**THE DATA**.
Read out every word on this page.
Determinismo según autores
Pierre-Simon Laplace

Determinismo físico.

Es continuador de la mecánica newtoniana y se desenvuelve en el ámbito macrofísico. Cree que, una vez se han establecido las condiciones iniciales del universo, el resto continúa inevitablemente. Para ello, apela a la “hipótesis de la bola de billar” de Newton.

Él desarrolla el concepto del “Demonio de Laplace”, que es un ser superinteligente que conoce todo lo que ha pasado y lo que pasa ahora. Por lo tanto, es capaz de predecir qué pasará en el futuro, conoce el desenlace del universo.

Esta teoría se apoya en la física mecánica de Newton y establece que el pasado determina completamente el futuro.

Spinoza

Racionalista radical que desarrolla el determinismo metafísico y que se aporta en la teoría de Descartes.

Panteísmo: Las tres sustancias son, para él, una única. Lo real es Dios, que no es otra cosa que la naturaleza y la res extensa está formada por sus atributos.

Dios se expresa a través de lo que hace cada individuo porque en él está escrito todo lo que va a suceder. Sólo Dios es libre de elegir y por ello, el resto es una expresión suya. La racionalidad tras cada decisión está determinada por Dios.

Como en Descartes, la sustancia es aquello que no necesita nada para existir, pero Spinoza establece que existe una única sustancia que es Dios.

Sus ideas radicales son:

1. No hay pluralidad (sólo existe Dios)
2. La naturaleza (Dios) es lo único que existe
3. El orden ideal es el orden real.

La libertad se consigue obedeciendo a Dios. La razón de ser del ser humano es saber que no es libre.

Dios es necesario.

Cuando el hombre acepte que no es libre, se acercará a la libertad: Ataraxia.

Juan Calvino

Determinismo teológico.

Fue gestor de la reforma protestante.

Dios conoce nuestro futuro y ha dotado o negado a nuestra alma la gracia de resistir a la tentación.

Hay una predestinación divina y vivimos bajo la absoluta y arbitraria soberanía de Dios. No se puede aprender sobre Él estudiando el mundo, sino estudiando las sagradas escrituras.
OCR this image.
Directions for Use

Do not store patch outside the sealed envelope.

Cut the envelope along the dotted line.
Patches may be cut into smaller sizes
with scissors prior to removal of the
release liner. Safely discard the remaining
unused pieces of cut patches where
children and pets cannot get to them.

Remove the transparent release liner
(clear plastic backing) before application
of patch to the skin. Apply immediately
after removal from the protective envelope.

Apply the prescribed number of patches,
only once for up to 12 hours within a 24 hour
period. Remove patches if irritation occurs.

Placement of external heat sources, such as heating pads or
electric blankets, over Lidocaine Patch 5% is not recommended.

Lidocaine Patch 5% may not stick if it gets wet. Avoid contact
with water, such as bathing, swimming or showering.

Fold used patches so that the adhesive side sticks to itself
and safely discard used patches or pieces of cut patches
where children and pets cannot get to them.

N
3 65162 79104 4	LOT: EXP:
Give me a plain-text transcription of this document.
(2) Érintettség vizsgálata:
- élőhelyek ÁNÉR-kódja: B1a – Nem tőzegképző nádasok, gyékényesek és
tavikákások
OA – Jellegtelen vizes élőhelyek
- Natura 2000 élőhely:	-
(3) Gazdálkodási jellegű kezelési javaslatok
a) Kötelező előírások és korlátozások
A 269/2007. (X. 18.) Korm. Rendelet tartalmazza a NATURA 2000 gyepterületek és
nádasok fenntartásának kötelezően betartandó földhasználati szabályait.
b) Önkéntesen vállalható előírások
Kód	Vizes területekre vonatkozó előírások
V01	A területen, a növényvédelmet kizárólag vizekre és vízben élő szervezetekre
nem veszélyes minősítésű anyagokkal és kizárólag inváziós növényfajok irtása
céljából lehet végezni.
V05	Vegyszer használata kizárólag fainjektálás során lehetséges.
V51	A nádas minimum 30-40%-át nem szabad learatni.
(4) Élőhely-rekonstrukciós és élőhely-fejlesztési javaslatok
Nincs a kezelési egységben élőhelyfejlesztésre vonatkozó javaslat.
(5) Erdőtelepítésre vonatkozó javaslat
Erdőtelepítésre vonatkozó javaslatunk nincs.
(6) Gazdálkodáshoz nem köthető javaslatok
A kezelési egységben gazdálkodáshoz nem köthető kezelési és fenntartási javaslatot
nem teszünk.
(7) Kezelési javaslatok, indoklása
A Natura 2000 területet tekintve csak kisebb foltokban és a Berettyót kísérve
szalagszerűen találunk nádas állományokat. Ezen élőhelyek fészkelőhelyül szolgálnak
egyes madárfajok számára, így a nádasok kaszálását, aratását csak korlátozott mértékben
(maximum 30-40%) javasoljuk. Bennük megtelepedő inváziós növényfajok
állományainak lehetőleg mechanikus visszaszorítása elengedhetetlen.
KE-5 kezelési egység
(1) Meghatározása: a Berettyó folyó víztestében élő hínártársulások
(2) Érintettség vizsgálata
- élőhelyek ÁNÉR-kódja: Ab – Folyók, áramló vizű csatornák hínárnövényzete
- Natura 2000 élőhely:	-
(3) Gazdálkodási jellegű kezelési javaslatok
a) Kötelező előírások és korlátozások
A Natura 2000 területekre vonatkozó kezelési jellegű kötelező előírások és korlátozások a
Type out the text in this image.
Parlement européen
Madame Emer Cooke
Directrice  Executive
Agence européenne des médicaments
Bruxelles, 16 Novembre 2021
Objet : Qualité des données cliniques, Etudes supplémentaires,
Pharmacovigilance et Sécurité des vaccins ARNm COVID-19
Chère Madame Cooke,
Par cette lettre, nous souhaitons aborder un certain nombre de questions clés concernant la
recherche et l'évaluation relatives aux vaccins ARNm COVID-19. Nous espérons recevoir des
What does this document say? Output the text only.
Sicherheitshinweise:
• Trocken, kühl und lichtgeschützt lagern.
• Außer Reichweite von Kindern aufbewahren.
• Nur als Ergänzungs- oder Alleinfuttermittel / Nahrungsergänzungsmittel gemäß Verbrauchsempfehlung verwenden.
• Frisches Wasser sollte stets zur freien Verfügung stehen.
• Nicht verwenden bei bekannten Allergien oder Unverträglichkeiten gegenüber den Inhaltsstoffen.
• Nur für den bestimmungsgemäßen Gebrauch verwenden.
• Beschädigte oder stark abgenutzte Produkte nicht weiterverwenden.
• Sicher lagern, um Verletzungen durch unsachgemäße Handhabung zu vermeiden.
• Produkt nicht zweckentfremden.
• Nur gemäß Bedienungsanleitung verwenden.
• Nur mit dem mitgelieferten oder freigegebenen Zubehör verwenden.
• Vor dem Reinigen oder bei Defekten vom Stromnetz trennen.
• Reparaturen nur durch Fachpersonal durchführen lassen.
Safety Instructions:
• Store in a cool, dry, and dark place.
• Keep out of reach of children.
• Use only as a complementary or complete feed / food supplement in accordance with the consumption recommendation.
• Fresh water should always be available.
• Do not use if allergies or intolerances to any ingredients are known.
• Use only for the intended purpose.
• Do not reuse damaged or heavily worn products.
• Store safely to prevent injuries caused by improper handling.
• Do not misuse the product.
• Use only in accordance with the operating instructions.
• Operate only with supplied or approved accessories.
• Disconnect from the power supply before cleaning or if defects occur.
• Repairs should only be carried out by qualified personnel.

**TO DO**.
List all lines in the material containing the string "Remove".

**FINAL RESULT**.
Remove the transparent release liner
period. Remove patches if irritation occurs.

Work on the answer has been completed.